◆ Written request
Every entry below must appear again, exactly as written.

Stored records:
══════════

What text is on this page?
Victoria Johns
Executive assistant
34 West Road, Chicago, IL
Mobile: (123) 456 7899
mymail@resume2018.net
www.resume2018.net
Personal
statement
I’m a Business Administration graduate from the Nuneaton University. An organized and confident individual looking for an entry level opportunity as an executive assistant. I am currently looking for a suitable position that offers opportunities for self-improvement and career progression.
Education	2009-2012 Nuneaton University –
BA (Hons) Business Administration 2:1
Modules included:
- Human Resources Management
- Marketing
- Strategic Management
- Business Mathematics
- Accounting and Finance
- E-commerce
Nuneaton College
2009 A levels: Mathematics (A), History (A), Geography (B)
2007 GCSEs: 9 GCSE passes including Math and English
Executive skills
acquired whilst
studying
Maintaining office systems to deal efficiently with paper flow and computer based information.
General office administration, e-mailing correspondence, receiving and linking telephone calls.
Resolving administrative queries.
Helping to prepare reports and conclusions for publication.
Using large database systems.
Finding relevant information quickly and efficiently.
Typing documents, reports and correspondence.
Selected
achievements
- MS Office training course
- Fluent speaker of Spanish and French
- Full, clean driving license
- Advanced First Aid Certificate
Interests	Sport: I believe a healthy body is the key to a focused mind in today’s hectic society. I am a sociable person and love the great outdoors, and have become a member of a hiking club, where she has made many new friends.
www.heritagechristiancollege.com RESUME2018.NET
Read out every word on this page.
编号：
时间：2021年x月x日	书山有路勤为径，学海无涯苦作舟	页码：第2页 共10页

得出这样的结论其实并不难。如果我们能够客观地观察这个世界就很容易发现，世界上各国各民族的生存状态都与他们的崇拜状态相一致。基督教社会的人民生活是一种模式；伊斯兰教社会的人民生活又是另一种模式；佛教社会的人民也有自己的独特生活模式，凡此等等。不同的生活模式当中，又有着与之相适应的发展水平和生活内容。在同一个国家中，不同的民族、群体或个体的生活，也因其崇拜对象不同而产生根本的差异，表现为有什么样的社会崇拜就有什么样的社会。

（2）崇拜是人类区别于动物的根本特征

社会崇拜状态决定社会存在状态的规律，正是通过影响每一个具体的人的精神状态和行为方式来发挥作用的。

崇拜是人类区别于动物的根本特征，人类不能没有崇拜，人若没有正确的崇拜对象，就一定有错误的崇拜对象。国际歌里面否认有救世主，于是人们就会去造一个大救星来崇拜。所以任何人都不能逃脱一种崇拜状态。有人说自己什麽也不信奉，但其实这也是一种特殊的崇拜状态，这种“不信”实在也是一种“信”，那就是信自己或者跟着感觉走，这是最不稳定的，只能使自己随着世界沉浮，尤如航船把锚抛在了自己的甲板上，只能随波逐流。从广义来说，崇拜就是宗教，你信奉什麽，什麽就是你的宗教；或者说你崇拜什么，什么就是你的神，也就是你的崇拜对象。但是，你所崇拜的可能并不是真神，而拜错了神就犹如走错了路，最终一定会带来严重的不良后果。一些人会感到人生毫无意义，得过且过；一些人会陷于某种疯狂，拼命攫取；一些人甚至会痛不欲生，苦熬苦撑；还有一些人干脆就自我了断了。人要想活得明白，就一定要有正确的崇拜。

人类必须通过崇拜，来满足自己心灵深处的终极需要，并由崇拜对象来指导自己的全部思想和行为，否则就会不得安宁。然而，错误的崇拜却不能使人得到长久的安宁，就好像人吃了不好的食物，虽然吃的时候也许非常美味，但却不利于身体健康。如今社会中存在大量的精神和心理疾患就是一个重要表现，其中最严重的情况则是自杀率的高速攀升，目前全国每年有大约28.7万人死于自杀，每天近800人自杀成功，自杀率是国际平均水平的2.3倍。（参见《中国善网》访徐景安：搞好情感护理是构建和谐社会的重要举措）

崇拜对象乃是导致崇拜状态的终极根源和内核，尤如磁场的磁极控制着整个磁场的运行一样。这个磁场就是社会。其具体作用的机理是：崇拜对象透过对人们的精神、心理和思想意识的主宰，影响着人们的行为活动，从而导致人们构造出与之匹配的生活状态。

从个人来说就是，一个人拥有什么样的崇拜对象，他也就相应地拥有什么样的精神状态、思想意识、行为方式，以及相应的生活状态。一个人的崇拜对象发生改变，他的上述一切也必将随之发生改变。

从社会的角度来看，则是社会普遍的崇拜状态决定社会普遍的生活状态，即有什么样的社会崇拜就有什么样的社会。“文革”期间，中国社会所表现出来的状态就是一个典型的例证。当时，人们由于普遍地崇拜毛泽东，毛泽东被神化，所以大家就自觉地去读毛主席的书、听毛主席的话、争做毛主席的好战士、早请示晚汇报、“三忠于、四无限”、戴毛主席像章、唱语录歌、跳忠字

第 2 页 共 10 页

══════════

◆ Written solution
What text is on this page?
Victoria Johns
Executive assistant
34 West Road, Chicago, IL
Mobile: (123) 456 7899
mymail@resume2018.net
www.resume2018.net
Personal
statement
I’m a Business Administration graduate from the Nuneaton University. An organized and confident individual looking for an entry level opportunity as an executive assistant. I am currently looking for a suitable position that offers opportunities for self-improvement and career progression.
Education	2009-2012 Nuneaton University –
BA (Hons) Business Administration 2:1
Modules included:
- Human Resources Management
- Marketing
- Strategic Management
- Business Mathematics
- Accounting and Finance
- E-commerce
Nuneaton College
2009 A levels: Mathematics (A), History (A), Geography (B)
2007 GCSEs: 9 GCSE passes including Math and English
Executive skills
acquired whilst
studying
Maintaining office systems to deal efficiently with paper flow and computer based information.
General office administration, e-mailing correspondence, receiving and linking telephone calls.
Resolving administrative queries.
Helping to prepare reports and conclusions for publication.
Using large database systems.
Finding relevant information quickly and efficiently.
Typing documents, reports and correspondence.
Selected
achievements
- MS Office training course
- Fluent speaker of Spanish and French
- Full, clean driving license
- Advanced First Aid Certificate
Interests	Sport: I believe a healthy body is the key to a focused mind in today’s hectic society. I am a sociable person and love the great outdoors, and have become a member of a hiking club, where she has made many new friends.
www.heritagechristiancollege.com RESUME2018.NET
Read out every word on this page.
编号：
时间：2021年x月x日	书山有路勤为径，学海无涯苦作舟	页码：第2页 共10页

得出这样的结论其实并不难。如果我们能够客观地观察这个世界就很容易发现，世界上各国各民族的生存状态都与他们的崇拜状态相一致。基督教社会的人民生活是一种模式；伊斯兰教社会的人民生活又是另一种模式；佛教社会的人民也有自己的独特生活模式，凡此等等。不同的生活模式当中，又有着与之相适应的发展水平和生活内容。在同一个国家中，不同的民族、群体或个体的生活，也因其崇拜对象不同而产生根本的差异，表现为有什么样的社会崇拜就有什么样的社会。

（2）崇拜是人类区别于动物的根本特征

社会崇拜状态决定社会存在状态的规律，正是通过影响每一个具体的人的精神状态和行为方式来发挥作用的。

崇拜是人类区别于动物的根本特征，人类不能没有崇拜，人若没有正确的崇拜对象，就一定有错误的崇拜对象。国际歌里面否认有救世主，于是人们就会去造一个大救星来崇拜。所以任何人都不能逃脱一种崇拜状态。有人说自己什麽也不信奉，但其实这也是一种特殊的崇拜状态，这种“不信”实在也是一种“信”，那就是信自己或者跟着感觉走，这是最不稳定的，只能使自己随着世界沉浮，尤如航船把锚抛在了自己的甲板上，只能随波逐流。从广义来说，崇拜就是宗教，你信奉什麽，什麽就是你的宗教；或者说你崇拜什么，什么就是你的神，也就是你的崇拜对象。但是，你所崇拜的可能并不是真神，而拜错了神就犹如走错了路，最终一定会带来严重的不良后果。一些人会感到人生毫无意义，得过且过；一些人会陷于某种疯狂，拼命攫取；一些人甚至会痛不欲生，苦熬苦撑；还有一些人干脆就自我了断了。人要想活得明白，就一定要有正确的崇拜。

人类必须通过崇拜，来满足自己心灵深处的终极需要，并由崇拜对象来指导自己的全部思想和行为，否则就会不得安宁。然而，错误的崇拜却不能使人得到长久的安宁，就好像人吃了不好的食物，虽然吃的时候也许非常美味，但却不利于身体健康。如今社会中存在大量的精神和心理疾患就是一个重要表现，其中最严重的情况则是自杀率的高速攀升，目前全国每年有大约28.7万人死于自杀，每天近800人自杀成功，自杀率是国际平均水平的2.3倍。（参见《中国善网》访徐景安：搞好情感护理是构建和谐社会的重要举措）

崇拜对象乃是导致崇拜状态的终极根源和内核，尤如磁场的磁极控制着整个磁场的运行一样。这个磁场就是社会。其具体作用的机理是：崇拜对象透过对人们的精神、心理和思想意识的主宰，影响着人们的行为活动，从而导致人们构造出与之匹配的生活状态。

从个人来说就是，一个人拥有什么样的崇拜对象，他也就相应地拥有什么样的精神状态、思想意识、行为方式，以及相应的生活状态。一个人的崇拜对象发生改变，他的上述一切也必将随之发生改变。

从社会的角度来看，则是社会普遍的崇拜状态决定社会普遍的生活状态，即有什么样的社会崇拜就有什么样的社会。“文革”期间，中国社会所表现出来的状态就是一个典型的例证。当时，人们由于普遍地崇拜毛泽东，毛泽东被神化，所以大家就自觉地去读毛主席的书、听毛主席的话、争做毛主席的好战士、早请示晚汇报、“三忠于、四无限”、戴毛主席像章、唱语录歌、跳忠字

第 2 页 共 10 页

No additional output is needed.